• Exercise directions
In the records that follow, locate every line with "xlabel" and extract it.

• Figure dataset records
= = = = = = =

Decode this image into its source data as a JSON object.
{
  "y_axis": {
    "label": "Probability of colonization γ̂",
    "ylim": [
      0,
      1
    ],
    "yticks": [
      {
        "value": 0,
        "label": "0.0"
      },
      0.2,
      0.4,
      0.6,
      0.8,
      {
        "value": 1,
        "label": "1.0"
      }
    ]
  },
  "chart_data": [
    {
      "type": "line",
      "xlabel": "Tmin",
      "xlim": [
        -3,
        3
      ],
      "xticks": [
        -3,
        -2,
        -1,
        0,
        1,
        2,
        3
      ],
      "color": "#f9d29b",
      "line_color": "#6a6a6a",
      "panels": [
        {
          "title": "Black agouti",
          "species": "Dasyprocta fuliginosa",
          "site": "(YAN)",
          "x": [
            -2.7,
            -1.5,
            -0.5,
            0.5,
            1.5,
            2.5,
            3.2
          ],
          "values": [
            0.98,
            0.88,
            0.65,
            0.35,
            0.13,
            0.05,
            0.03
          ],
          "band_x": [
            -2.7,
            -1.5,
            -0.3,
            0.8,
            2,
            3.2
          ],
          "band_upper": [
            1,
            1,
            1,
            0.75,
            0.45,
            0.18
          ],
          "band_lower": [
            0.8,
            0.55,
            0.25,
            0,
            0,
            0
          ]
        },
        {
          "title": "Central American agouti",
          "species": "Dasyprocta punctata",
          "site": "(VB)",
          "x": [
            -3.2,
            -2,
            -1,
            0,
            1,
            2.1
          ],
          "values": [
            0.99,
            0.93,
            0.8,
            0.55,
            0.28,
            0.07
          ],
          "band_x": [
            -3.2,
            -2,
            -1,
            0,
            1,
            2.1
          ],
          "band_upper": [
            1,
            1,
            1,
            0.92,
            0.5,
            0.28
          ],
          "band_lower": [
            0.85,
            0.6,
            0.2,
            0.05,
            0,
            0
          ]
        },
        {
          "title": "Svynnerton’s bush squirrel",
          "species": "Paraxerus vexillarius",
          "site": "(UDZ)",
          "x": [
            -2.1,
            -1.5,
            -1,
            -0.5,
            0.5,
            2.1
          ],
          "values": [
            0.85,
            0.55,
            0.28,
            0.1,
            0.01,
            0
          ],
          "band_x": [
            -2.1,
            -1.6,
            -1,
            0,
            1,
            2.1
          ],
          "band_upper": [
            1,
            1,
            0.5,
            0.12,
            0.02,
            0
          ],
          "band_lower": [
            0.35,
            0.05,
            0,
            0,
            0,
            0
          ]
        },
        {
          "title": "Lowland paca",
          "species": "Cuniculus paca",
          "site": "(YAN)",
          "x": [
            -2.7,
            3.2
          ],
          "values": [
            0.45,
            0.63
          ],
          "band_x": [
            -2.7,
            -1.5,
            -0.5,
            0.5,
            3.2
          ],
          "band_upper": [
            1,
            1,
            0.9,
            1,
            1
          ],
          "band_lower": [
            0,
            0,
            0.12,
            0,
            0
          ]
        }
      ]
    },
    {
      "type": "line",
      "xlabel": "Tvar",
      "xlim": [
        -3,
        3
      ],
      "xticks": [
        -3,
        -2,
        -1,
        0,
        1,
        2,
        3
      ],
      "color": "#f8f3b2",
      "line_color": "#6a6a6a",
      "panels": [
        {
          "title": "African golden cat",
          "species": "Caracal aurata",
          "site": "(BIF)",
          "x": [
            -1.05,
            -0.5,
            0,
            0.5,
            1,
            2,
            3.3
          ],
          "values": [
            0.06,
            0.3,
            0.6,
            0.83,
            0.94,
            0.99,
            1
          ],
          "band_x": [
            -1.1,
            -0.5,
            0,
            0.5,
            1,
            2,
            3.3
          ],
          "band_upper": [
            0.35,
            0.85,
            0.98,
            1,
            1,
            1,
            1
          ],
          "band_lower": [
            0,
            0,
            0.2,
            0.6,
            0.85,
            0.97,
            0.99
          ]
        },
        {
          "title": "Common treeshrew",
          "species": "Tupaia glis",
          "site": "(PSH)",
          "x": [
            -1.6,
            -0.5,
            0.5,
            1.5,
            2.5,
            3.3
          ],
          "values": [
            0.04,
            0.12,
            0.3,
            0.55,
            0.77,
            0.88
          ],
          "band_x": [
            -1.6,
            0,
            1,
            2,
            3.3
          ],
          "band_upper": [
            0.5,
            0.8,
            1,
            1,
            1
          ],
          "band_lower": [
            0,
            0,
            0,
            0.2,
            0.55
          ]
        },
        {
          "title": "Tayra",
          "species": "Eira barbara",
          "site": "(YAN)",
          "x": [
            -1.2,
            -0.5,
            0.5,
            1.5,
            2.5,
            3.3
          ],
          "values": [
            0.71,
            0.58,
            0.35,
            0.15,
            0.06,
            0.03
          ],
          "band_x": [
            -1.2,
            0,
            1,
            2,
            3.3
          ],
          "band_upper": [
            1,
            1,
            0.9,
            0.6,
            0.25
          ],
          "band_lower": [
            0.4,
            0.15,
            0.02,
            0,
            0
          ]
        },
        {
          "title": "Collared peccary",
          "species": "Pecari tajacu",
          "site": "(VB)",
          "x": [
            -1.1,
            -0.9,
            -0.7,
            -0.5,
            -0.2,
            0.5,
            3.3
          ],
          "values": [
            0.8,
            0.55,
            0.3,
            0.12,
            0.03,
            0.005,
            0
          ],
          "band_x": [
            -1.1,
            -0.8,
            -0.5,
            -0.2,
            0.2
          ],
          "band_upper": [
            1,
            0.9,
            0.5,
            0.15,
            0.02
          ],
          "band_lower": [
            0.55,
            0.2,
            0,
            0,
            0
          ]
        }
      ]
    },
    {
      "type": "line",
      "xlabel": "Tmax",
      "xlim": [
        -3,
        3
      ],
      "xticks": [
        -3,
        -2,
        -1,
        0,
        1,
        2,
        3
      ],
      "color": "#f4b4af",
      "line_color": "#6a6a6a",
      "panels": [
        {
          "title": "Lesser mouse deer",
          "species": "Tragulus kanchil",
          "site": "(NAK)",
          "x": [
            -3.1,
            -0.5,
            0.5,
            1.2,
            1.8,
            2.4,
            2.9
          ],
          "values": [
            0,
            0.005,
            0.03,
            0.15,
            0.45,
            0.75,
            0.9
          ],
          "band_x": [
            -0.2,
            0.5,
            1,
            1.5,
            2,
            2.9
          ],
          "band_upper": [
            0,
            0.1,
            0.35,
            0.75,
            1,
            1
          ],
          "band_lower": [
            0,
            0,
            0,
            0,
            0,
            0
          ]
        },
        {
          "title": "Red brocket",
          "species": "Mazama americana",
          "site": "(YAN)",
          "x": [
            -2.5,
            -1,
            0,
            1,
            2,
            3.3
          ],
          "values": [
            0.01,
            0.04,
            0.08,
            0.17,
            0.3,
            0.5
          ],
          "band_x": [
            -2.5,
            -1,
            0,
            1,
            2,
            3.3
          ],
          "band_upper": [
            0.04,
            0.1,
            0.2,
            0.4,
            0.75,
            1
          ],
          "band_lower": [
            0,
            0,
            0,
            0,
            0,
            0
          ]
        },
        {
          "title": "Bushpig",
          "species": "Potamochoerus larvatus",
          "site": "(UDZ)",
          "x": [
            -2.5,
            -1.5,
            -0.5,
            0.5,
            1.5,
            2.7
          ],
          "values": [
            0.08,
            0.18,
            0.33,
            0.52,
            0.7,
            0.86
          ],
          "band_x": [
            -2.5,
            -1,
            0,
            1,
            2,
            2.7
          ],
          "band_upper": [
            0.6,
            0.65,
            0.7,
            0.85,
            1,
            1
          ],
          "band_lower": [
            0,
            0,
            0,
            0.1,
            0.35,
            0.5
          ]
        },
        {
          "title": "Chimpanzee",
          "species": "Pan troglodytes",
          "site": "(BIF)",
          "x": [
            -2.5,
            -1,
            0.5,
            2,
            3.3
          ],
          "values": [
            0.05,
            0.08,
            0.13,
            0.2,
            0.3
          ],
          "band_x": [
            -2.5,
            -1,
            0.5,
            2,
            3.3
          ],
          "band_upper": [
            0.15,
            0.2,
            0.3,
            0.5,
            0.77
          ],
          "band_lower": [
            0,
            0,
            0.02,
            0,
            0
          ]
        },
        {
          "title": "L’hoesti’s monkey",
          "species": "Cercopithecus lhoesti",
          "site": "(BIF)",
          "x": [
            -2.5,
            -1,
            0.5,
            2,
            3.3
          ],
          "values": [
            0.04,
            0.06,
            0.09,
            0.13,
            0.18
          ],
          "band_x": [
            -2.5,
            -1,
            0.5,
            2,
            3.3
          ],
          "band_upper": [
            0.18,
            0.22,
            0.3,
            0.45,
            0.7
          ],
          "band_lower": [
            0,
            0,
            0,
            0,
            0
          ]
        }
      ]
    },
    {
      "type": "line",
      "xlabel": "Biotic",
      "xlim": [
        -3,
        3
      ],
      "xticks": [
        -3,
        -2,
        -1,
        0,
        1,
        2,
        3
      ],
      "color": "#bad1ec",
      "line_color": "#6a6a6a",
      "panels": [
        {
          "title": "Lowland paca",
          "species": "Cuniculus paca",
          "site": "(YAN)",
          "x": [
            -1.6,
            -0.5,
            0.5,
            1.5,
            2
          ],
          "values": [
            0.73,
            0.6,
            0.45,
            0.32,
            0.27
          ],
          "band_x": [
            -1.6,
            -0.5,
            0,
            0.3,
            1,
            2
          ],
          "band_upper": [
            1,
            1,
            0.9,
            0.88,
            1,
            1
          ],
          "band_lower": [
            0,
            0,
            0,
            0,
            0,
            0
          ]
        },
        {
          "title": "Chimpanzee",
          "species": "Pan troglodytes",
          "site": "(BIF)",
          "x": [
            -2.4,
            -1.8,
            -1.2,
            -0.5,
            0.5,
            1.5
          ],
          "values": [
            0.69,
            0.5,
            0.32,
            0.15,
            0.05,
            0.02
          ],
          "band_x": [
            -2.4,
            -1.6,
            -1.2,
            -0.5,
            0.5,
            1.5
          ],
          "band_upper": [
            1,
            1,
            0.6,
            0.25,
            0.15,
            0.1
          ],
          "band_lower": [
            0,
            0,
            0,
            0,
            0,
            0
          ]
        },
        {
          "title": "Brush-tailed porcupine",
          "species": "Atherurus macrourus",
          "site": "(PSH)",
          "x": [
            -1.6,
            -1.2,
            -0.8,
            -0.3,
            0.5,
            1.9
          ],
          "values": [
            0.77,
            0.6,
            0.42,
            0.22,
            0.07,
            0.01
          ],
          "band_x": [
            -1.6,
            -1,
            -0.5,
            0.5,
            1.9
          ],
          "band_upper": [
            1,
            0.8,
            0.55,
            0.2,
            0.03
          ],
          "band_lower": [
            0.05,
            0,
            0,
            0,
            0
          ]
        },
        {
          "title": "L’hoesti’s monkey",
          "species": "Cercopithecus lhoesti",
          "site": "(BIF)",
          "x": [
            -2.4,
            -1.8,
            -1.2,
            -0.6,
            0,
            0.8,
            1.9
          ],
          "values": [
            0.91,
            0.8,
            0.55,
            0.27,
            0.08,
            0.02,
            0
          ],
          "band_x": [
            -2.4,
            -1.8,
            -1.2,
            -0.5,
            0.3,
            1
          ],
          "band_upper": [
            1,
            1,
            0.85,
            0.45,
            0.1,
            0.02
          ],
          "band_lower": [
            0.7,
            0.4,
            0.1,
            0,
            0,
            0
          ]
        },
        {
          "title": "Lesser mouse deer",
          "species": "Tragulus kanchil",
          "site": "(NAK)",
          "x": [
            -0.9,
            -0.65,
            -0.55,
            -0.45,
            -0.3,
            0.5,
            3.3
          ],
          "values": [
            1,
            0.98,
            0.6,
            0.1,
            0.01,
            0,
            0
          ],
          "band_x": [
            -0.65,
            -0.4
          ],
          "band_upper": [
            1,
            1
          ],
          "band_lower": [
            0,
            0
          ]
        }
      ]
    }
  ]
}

= = = = = = =

• Solution
      "xlabel": "Tmin",
      "xlabel": "Tvar",
      "xlabel": "Tmax",
      "xlabel": "Biotic",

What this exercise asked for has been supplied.